→ **Exercise aim**:
Using the listing below, please gather every line containing the word "screenshot".

————

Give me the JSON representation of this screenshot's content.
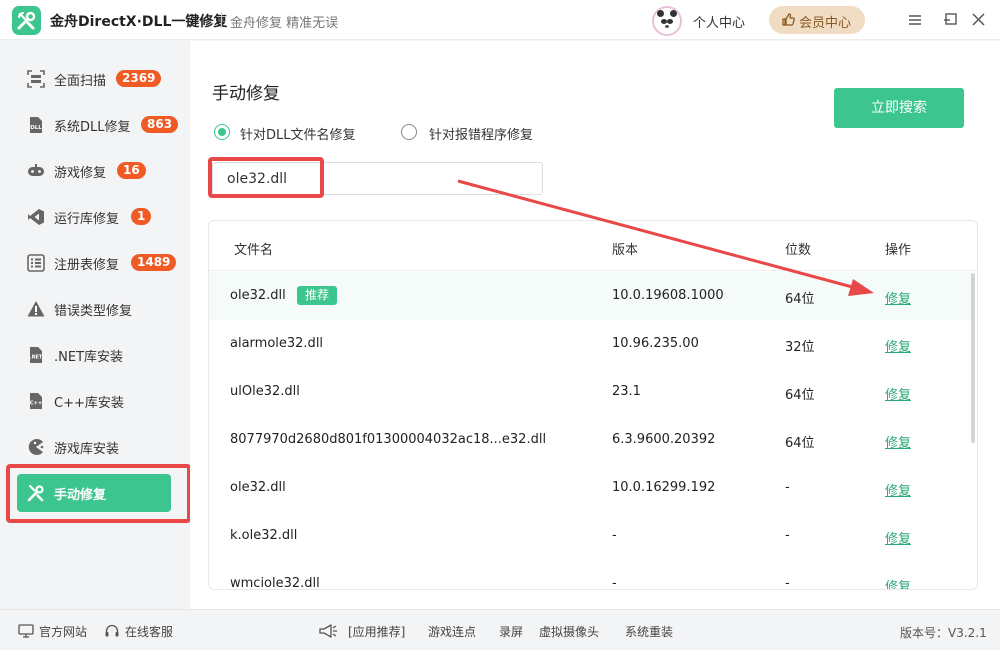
{
  "app": {
    "title": "金舟DirectX·DLL一键修复",
    "slogan": "金舟修复 精准无误",
    "user_center": "个人中心",
    "vip": "会员中心"
  },
  "sidebar": {
    "items": [
      {
        "label": "全面扫描",
        "badge": "2369",
        "icon": "scan-icon"
      },
      {
        "label": "系统DLL修复",
        "badge": "863",
        "icon": "dll-icon"
      },
      {
        "label": "游戏修复",
        "badge": "16",
        "icon": "gamepad-icon"
      },
      {
        "label": "运行库修复",
        "badge": "1",
        "icon": "runtime-icon"
      },
      {
        "label": "注册表修复",
        "badge": "1489",
        "icon": "registry-icon"
      },
      {
        "label": "错误类型修复",
        "badge": "",
        "icon": "warning-icon"
      },
      {
        "label": ".NET库安装",
        "badge": "",
        "icon": "dotnet-icon"
      },
      {
        "label": "C++库安装",
        "badge": "",
        "icon": "cpp-icon"
      },
      {
        "label": "游戏库安装",
        "badge": "",
        "icon": "pacman-icon"
      },
      {
        "label": "手动修复",
        "badge": "",
        "icon": "tools-icon"
      }
    ]
  },
  "main": {
    "title": "手动修复",
    "search_button": "立即搜索",
    "radio_options": [
      "针对DLL文件名修复",
      "针对报错程序修复"
    ],
    "search_value": "ole32.dll",
    "table": {
      "headers": [
        "文件名",
        "版本",
        "位数",
        "操作"
      ],
      "recommend_tag": "推荐",
      "rows": [
        {
          "name": "ole32.dll",
          "version": "10.0.19608.1000",
          "bits": "64位",
          "action": "修复"
        },
        {
          "name": "alarmole32.dll",
          "version": "10.96.235.00",
          "bits": "32位",
          "action": "修复"
        },
        {
          "name": "ulOle32.dll",
          "version": "23.1",
          "bits": "64位",
          "action": "修复"
        },
        {
          "name": "8077970d2680d801f01300004032ac18...e32.dll",
          "version": "6.3.9600.20392",
          "bits": "64位",
          "action": "修复"
        },
        {
          "name": "ole32.dll",
          "version": "10.0.16299.192",
          "bits": "-",
          "action": "修复"
        },
        {
          "name": "k.ole32.dll",
          "version": "-",
          "bits": "-",
          "action": "修复"
        },
        {
          "name": "wmciole32.dll",
          "version": "-",
          "bits": "-",
          "action": "修复"
        }
      ]
    }
  },
  "footer": {
    "official_site": "官方网站",
    "online_service": "在线客服",
    "app_recommend": "[应用推荐]",
    "links": [
      "游戏连点",
      "录屏",
      "虚拟摄像头",
      "系统重装"
    ],
    "version": "版本号：V3.2.1"
  },
  "colors": {
    "accent": "#3cc58f",
    "badge": "#f05a24",
    "highlight": "#e84848",
    "link": "#2aa875"
  }
}
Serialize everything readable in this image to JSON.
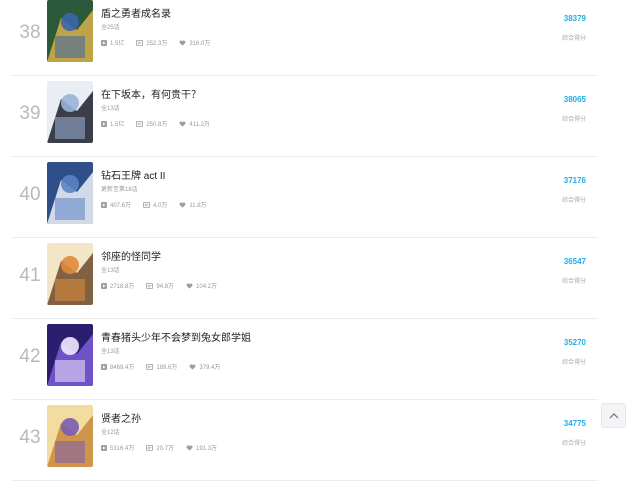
{
  "rankings": [
    {
      "rank": "38",
      "title": "盾之勇者成名录",
      "episodes": "全25话",
      "views": "1.5亿",
      "danmaku": "252.3万",
      "likes": "316.0万",
      "score": "38379",
      "score_label": "综合得分",
      "colors": [
        "#2b5a3a",
        "#d8b04a",
        "#3a66a8"
      ]
    },
    {
      "rank": "39",
      "title": "在下坂本，有何贵干？",
      "episodes": "全13话",
      "views": "1.5亿",
      "danmaku": "250.8万",
      "likes": "411.2万",
      "score": "38065",
      "score_label": "综合得分",
      "colors": [
        "#e9eef5",
        "#1c1f2b",
        "#9ab2d6"
      ]
    },
    {
      "rank": "40",
      "title": "钻石王牌 act II",
      "episodes": "更新至第18话",
      "views": "407.6万",
      "danmaku": "4.0万",
      "likes": "11.8万",
      "score": "37176",
      "score_label": "综合得分",
      "colors": [
        "#2f4f8a",
        "#eef2f8",
        "#5b83c4"
      ]
    },
    {
      "rank": "41",
      "title": "邻座的怪同学",
      "episodes": "全13话",
      "views": "2718.8万",
      "danmaku": "94.8万",
      "likes": "104.2万",
      "score": "36547",
      "score_label": "综合得分",
      "colors": [
        "#f3e6c6",
        "#6b4a2a",
        "#e08a3c"
      ]
    },
    {
      "rank": "42",
      "title": "青春猪头少年不会梦到兔女郎学姐",
      "episodes": "全13话",
      "views": "8469.4万",
      "danmaku": "189.6万",
      "likes": "379.4万",
      "score": "35270",
      "score_label": "综合得分",
      "colors": [
        "#2a1f6e",
        "#7b5cd6",
        "#f0e8ff"
      ]
    },
    {
      "rank": "43",
      "title": "贤者之孙",
      "episodes": "全12话",
      "views": "5316.4万",
      "danmaku": "20.7万",
      "likes": "191.3万",
      "score": "34775",
      "score_label": "综合得分",
      "colors": [
        "#f2dca0",
        "#c98a3c",
        "#7a5cb0"
      ]
    }
  ],
  "icons": {
    "views": "play-icon",
    "danmaku": "danmaku-icon",
    "likes": "heart-icon",
    "back_to_top": "chevron-up-icon"
  },
  "accent": "#23ade5"
}
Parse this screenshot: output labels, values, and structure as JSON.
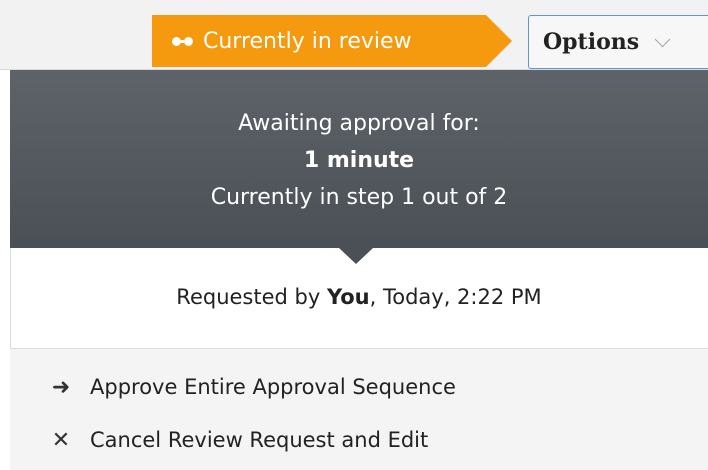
{
  "status_badge": {
    "label": "Currently in review",
    "icon": "glasses-icon",
    "color": "#f59a0e"
  },
  "options_button": {
    "label": "Options",
    "icon": "chevron-down-icon"
  },
  "approval_panel": {
    "awaiting_label": "Awaiting approval for:",
    "duration": "1 minute",
    "step_text": "Currently in step 1 out of 2"
  },
  "request_info": {
    "prefix": "Requested by ",
    "requester": "You",
    "suffix": ", Today, 2:22 PM"
  },
  "actions": [
    {
      "label": "Approve Entire Approval Sequence",
      "icon": "arrow-right-icon"
    },
    {
      "label": "Cancel Review Request and Edit",
      "icon": "x-icon"
    }
  ]
}
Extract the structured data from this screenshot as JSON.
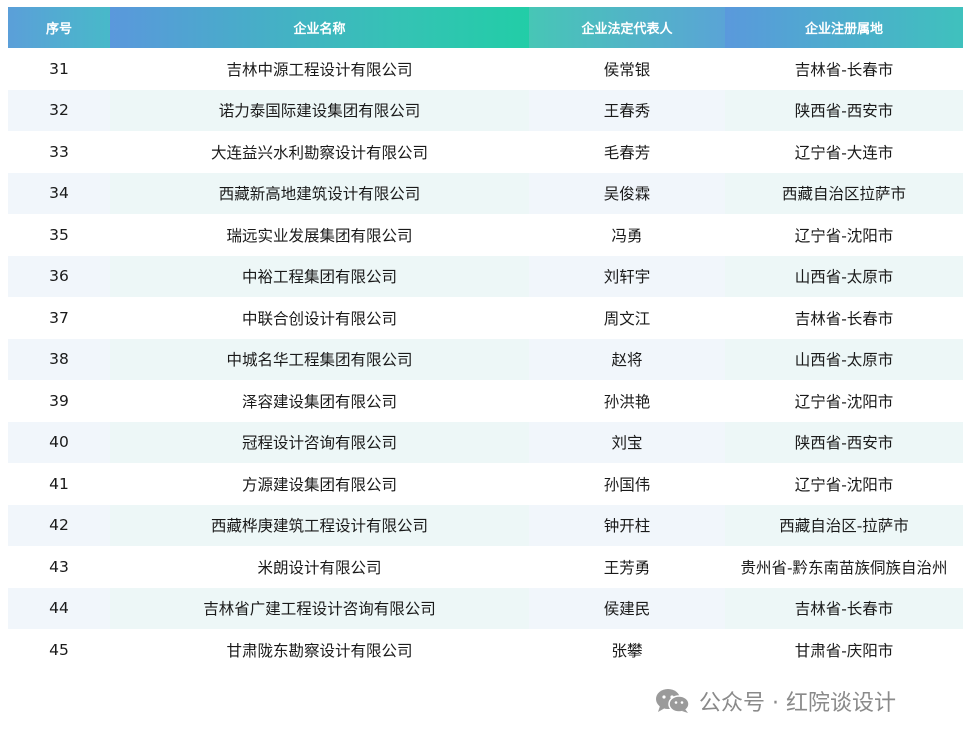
{
  "table": {
    "headers": [
      "序号",
      "企业名称",
      "企业法定代表人",
      "企业注册属地"
    ],
    "rows": [
      {
        "no": "31",
        "company": "吉林中源工程设计有限公司",
        "rep": "侯常银",
        "location": "吉林省-长春市"
      },
      {
        "no": "32",
        "company": "诺力泰国际建设集团有限公司",
        "rep": "王春秀",
        "location": "陕西省-西安市"
      },
      {
        "no": "33",
        "company": "大连益兴水利勘察设计有限公司",
        "rep": "毛春芳",
        "location": "辽宁省-大连市"
      },
      {
        "no": "34",
        "company": "西藏新高地建筑设计有限公司",
        "rep": "吴俊霖",
        "location": "西藏自治区拉萨市"
      },
      {
        "no": "35",
        "company": "瑞远实业发展集团有限公司",
        "rep": "冯勇",
        "location": "辽宁省-沈阳市"
      },
      {
        "no": "36",
        "company": "中裕工程集团有限公司",
        "rep": "刘轩宇",
        "location": "山西省-太原市"
      },
      {
        "no": "37",
        "company": "中联合创设计有限公司",
        "rep": "周文江",
        "location": "吉林省-长春市"
      },
      {
        "no": "38",
        "company": "中城名华工程集团有限公司",
        "rep": "赵将",
        "location": "山西省-太原市"
      },
      {
        "no": "39",
        "company": "泽容建设集团有限公司",
        "rep": "孙洪艳",
        "location": "辽宁省-沈阳市"
      },
      {
        "no": "40",
        "company": "冠程设计咨询有限公司",
        "rep": "刘宝",
        "location": "陕西省-西安市"
      },
      {
        "no": "41",
        "company": "方源建设集团有限公司",
        "rep": "孙国伟",
        "location": "辽宁省-沈阳市"
      },
      {
        "no": "42",
        "company": "西藏桦庚建筑工程设计有限公司",
        "rep": "钟开柱",
        "location": "西藏自治区-拉萨市"
      },
      {
        "no": "43",
        "company": "米朗设计有限公司",
        "rep": "王芳勇",
        "location": "贵州省-黔东南苗族侗族自治州"
      },
      {
        "no": "44",
        "company": "吉林省广建工程设计咨询有限公司",
        "rep": "侯建民",
        "location": "吉林省-长春市"
      },
      {
        "no": "45",
        "company": "甘肃陇东勘察设计有限公司",
        "rep": "张攀",
        "location": "甘肃省-庆阳市"
      }
    ]
  },
  "watermark": {
    "icon": "wechat-icon",
    "text": "公众号 · 红院谈设计"
  },
  "colors": {
    "header_text": "#ffffff",
    "alt_row": "#f1f6fb",
    "header_blue": "#5b9fd9",
    "header_teal": "#22cda7"
  }
}
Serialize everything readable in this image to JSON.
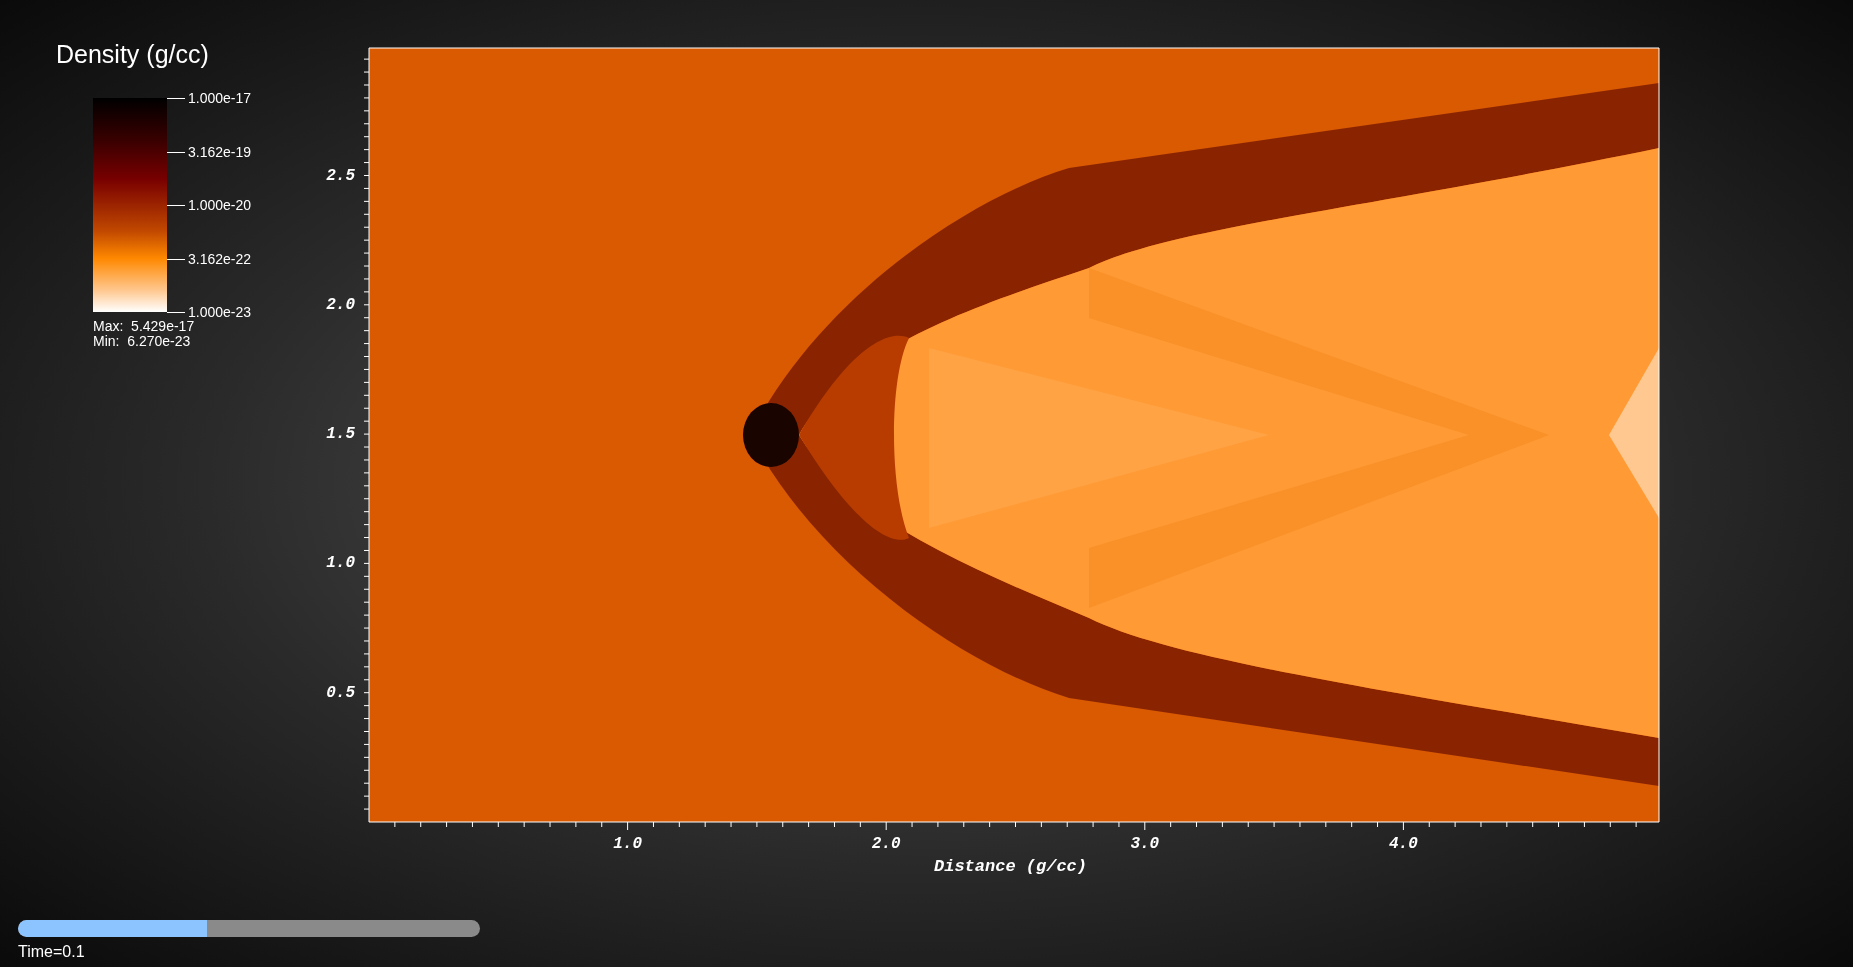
{
  "legend": {
    "title": "Density (g/cc)",
    "tick_labels": [
      "1.000e-17",
      "3.162e-19",
      "1.000e-20",
      "3.162e-22",
      "1.000e-23"
    ],
    "max": "Max:  5.429e-17",
    "min": "Min:  6.270e-23"
  },
  "plot": {
    "x_tick_labels": [
      "1.0",
      "2.0",
      "3.0",
      "4.0"
    ],
    "y_tick_labels": [
      "2.5",
      "2.0",
      "1.5",
      "1.0",
      "0.5"
    ],
    "x_axis_title": "Distance (g/cc)"
  },
  "time_slider": {
    "level": 0.41,
    "label": "Time=0.1"
  }
}
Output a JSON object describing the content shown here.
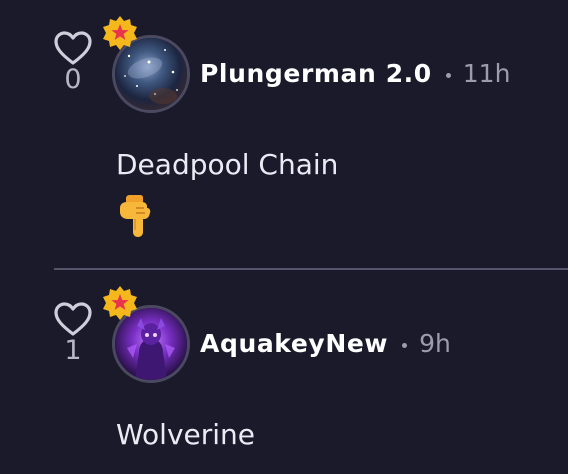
{
  "comments": [
    {
      "likes": "0",
      "username": "Plungerman 2.0",
      "time": "11h",
      "text": "Deadpool Chain",
      "emoji_icon": "pointing-down-hand-emoji",
      "avatar_icon": "galaxy-avatar",
      "badge_icon": "star-badge-icon"
    },
    {
      "likes": "1",
      "username": "AquakeyNew",
      "time": "9h",
      "text": "Wolverine",
      "avatar_icon": "purple-character-avatar",
      "badge_icon": "star-badge-icon"
    }
  ],
  "colors": {
    "background": "#1b1a2b",
    "text": "#ffffff",
    "muted": "#9d9cab",
    "badge": "#f5b81c",
    "badge_star": "#e8344c"
  }
}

————

→ **Expected answer**:
Give me the JSON representation of this screenshot's content.
Parse this screenshot: output labels, values, and structure as JSON.
Extract the structured data from this screenshot as JSON.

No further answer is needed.